== Records supplied ==

......

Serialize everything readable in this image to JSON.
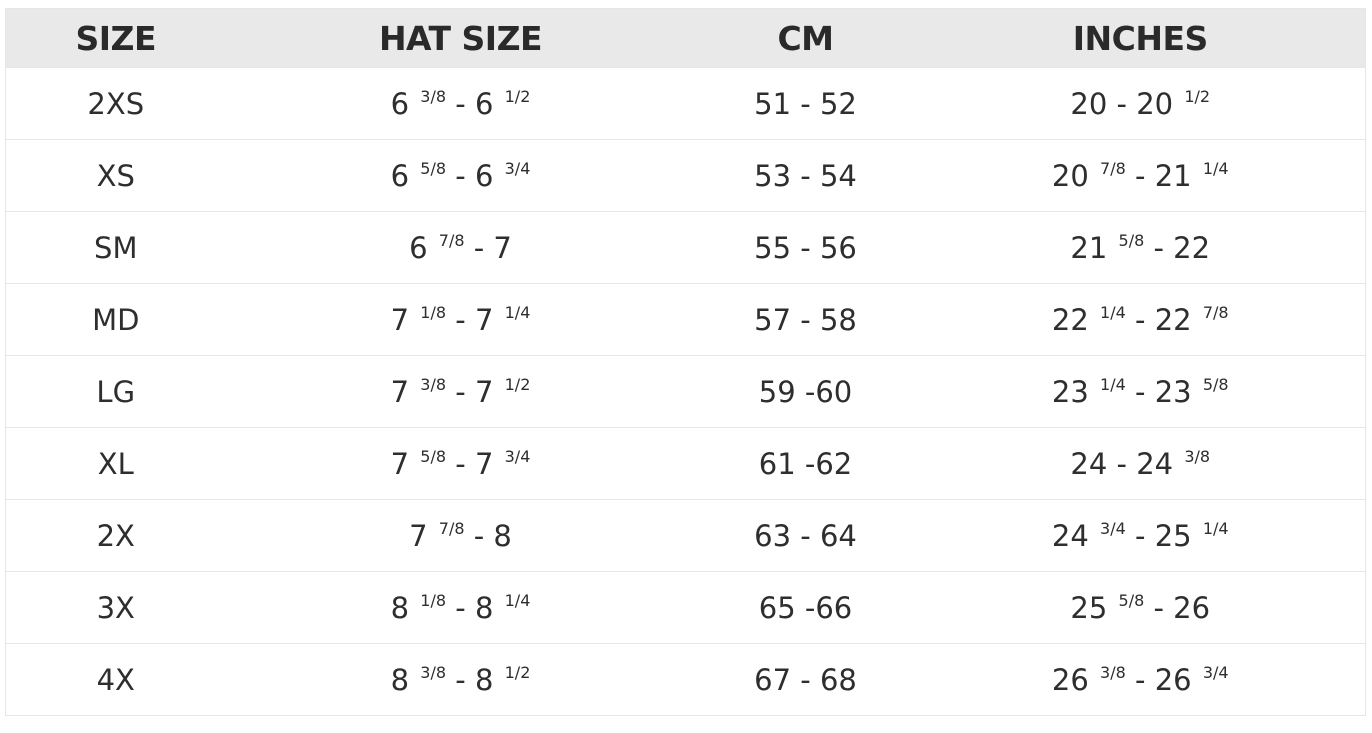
{
  "headers": [
    "SIZE",
    "HAT SIZE",
    "CM",
    "INCHES"
  ],
  "rows": [
    [
      [
        {
          "t": "2XS"
        }
      ],
      [
        {
          "t": "6 "
        },
        {
          "s": "3/8"
        },
        {
          "t": " - 6 "
        },
        {
          "s": "1/2"
        }
      ],
      [
        {
          "t": "51 - 52"
        }
      ],
      [
        {
          "t": "20 - 20 "
        },
        {
          "s": "1/2"
        }
      ]
    ],
    [
      [
        {
          "t": "XS"
        }
      ],
      [
        {
          "t": "6 "
        },
        {
          "s": "5/8"
        },
        {
          "t": " - 6 "
        },
        {
          "s": "3/4"
        }
      ],
      [
        {
          "t": "53 - 54"
        }
      ],
      [
        {
          "t": "20 "
        },
        {
          "s": "7/8"
        },
        {
          "t": " - 21 "
        },
        {
          "s": "1/4"
        }
      ]
    ],
    [
      [
        {
          "t": "SM"
        }
      ],
      [
        {
          "t": "6 "
        },
        {
          "s": "7/8"
        },
        {
          "t": " - 7"
        }
      ],
      [
        {
          "t": "55 - 56"
        }
      ],
      [
        {
          "t": "21 "
        },
        {
          "s": "5/8"
        },
        {
          "t": " - 22"
        }
      ]
    ],
    [
      [
        {
          "t": "MD"
        }
      ],
      [
        {
          "t": "7 "
        },
        {
          "s": "1/8"
        },
        {
          "t": " - 7 "
        },
        {
          "s": "1/4"
        }
      ],
      [
        {
          "t": "57 - 58"
        }
      ],
      [
        {
          "t": "22 "
        },
        {
          "s": "1/4"
        },
        {
          "t": " - 22 "
        },
        {
          "s": "7/8"
        }
      ]
    ],
    [
      [
        {
          "t": "LG"
        }
      ],
      [
        {
          "t": "7 "
        },
        {
          "s": "3/8"
        },
        {
          "t": " - 7 "
        },
        {
          "s": "1/2"
        }
      ],
      [
        {
          "t": "59 -60"
        }
      ],
      [
        {
          "t": "23 "
        },
        {
          "s": "1/4"
        },
        {
          "t": " - 23 "
        },
        {
          "s": "5/8"
        }
      ]
    ],
    [
      [
        {
          "t": "XL"
        }
      ],
      [
        {
          "t": "7 "
        },
        {
          "s": "5/8"
        },
        {
          "t": " - 7 "
        },
        {
          "s": "3/4"
        }
      ],
      [
        {
          "t": "61 -62"
        }
      ],
      [
        {
          "t": "24 - 24 "
        },
        {
          "s": "3/8"
        }
      ]
    ],
    [
      [
        {
          "t": "2X"
        }
      ],
      [
        {
          "t": "7 "
        },
        {
          "s": "7/8"
        },
        {
          "t": " - 8"
        }
      ],
      [
        {
          "t": "63 - 64"
        }
      ],
      [
        {
          "t": "24 "
        },
        {
          "s": "3/4"
        },
        {
          "t": " - 25 "
        },
        {
          "s": "1/4"
        }
      ]
    ],
    [
      [
        {
          "t": "3X"
        }
      ],
      [
        {
          "t": "8 "
        },
        {
          "s": "1/8"
        },
        {
          "t": " - 8 "
        },
        {
          "s": "1/4"
        }
      ],
      [
        {
          "t": "65 -66"
        }
      ],
      [
        {
          "t": "25 "
        },
        {
          "s": "5/8"
        },
        {
          "t": " - 26"
        }
      ]
    ],
    [
      [
        {
          "t": "4X"
        }
      ],
      [
        {
          "t": "8 "
        },
        {
          "s": "3/8"
        },
        {
          "t": " - 8 "
        },
        {
          "s": "1/2"
        }
      ],
      [
        {
          "t": "67 - 68"
        }
      ],
      [
        {
          "t": "26 "
        },
        {
          "s": "3/8"
        },
        {
          "t": " - 26 "
        },
        {
          "s": "3/4"
        }
      ]
    ]
  ]
}
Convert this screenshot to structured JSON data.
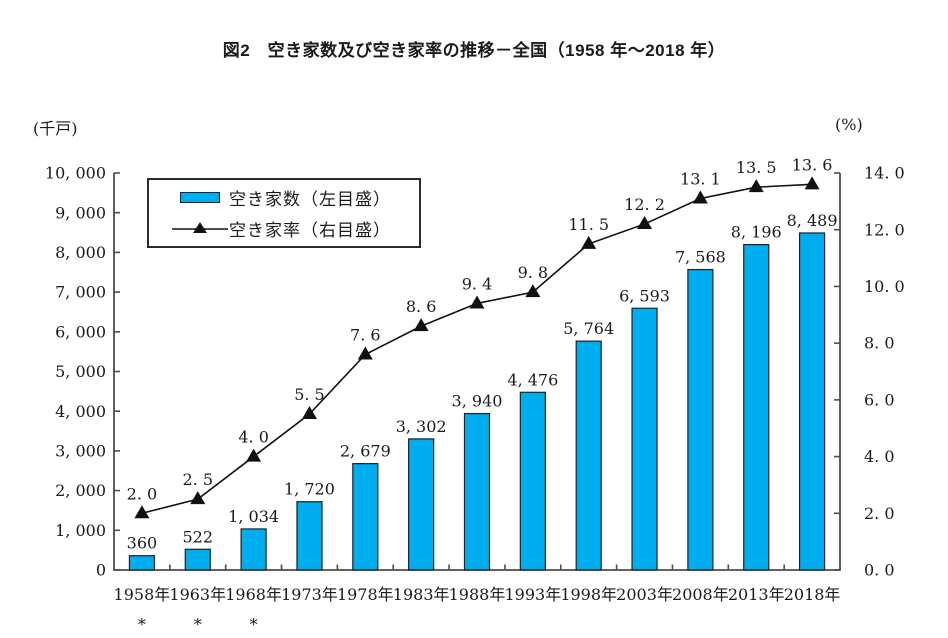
{
  "title": "図2　空き家数及び空き家率の推移－全国（1958 年～2018 年）",
  "legend": {
    "bar_label": "空き家数（左目盛）",
    "line_label": "空き家率（右目盛）"
  },
  "colors": {
    "bar_fill": "#00AEEF",
    "bar_border": "#1f1f1f",
    "line": "#111111",
    "marker": "#111111",
    "axis": "#4d4d4d",
    "text": "#1a1a1a"
  },
  "chart_data": {
    "type": "bar",
    "subtype": "bar-line-combo",
    "title": "図2　空き家数及び空き家率の推移－全国（1958 年～2018 年）",
    "categories": [
      "1958年",
      "1963年",
      "1968年",
      "1973年",
      "1978年",
      "1983年",
      "1988年",
      "1993年",
      "1998年",
      "2003年",
      "2008年",
      "2013年",
      "2018年"
    ],
    "category_footnote": {
      "symbol": "*",
      "indices": [
        0,
        1,
        2
      ]
    },
    "series": [
      {
        "name": "空き家数（左目盛）",
        "type": "bar",
        "axis": "left",
        "values": [
          360,
          522,
          1034,
          1720,
          2679,
          3302,
          3940,
          4476,
          5764,
          6593,
          7568,
          8196,
          8489
        ]
      },
      {
        "name": "空き家率（右目盛）",
        "type": "line",
        "axis": "right",
        "values": [
          2.0,
          2.5,
          4.0,
          5.5,
          7.6,
          8.6,
          9.4,
          9.8,
          11.5,
          12.2,
          13.1,
          13.5,
          13.6
        ]
      }
    ],
    "left_axis": {
      "unit": "(千戸)",
      "min": 0,
      "max": 10000,
      "step": 1000
    },
    "right_axis": {
      "unit": "(%)",
      "min": 0,
      "max": 14,
      "step": 2
    },
    "grid": false,
    "legend_position": "top-left-inside",
    "data_labels": true
  }
}
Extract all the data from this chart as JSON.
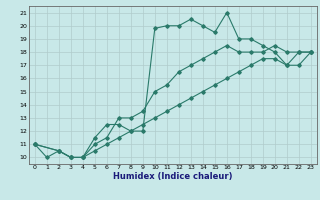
{
  "xlabel": "Humidex (Indice chaleur)",
  "bg_color": "#c8e8e8",
  "grid_color": "#b0cccc",
  "line_color": "#2a7a6a",
  "xlim": [
    -0.5,
    23.5
  ],
  "ylim": [
    9.5,
    21.5
  ],
  "xticks": [
    0,
    1,
    2,
    3,
    4,
    5,
    6,
    7,
    8,
    9,
    10,
    11,
    12,
    13,
    14,
    15,
    16,
    17,
    18,
    19,
    20,
    21,
    22,
    23
  ],
  "yticks": [
    10,
    11,
    12,
    13,
    14,
    15,
    16,
    17,
    18,
    19,
    20,
    21
  ],
  "line1_x": [
    0,
    1,
    2,
    3,
    4,
    5,
    6,
    7,
    8,
    9,
    10,
    11,
    12,
    13,
    14,
    15,
    16,
    17,
    18,
    19,
    20,
    21,
    22,
    23
  ],
  "line1_y": [
    11,
    10,
    10.5,
    10,
    10,
    11.5,
    12.5,
    12.5,
    12,
    12,
    19.8,
    20,
    20,
    20.5,
    20,
    19.5,
    21,
    19,
    19,
    18.5,
    18,
    17,
    18,
    18
  ],
  "line2_x": [
    0,
    2,
    3,
    4,
    5,
    6,
    7,
    8,
    9,
    10,
    11,
    12,
    13,
    14,
    15,
    16,
    17,
    18,
    19,
    20,
    21,
    22,
    23
  ],
  "line2_y": [
    11,
    10.5,
    10,
    10,
    11,
    11.5,
    13,
    13,
    13.5,
    15,
    15.5,
    16.5,
    17,
    17.5,
    18,
    18.5,
    18,
    18,
    18,
    18.5,
    18,
    18,
    18
  ],
  "line3_x": [
    0,
    2,
    3,
    4,
    5,
    6,
    7,
    8,
    9,
    10,
    11,
    12,
    13,
    14,
    15,
    16,
    17,
    18,
    19,
    20,
    21,
    22,
    23
  ],
  "line3_y": [
    11,
    10.5,
    10,
    10,
    10.5,
    11,
    11.5,
    12,
    12.5,
    13,
    13.5,
    14,
    14.5,
    15,
    15.5,
    16,
    16.5,
    17,
    17.5,
    17.5,
    17,
    17,
    18
  ]
}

......

== Task objective ==
Go through the entries above and pull out each line with "JSON" in it.

== The response ==
Serialize everything readable in this image to JSON.
Convert this screenshot to structured JSON data.
Extract all the data from this chart as JSON.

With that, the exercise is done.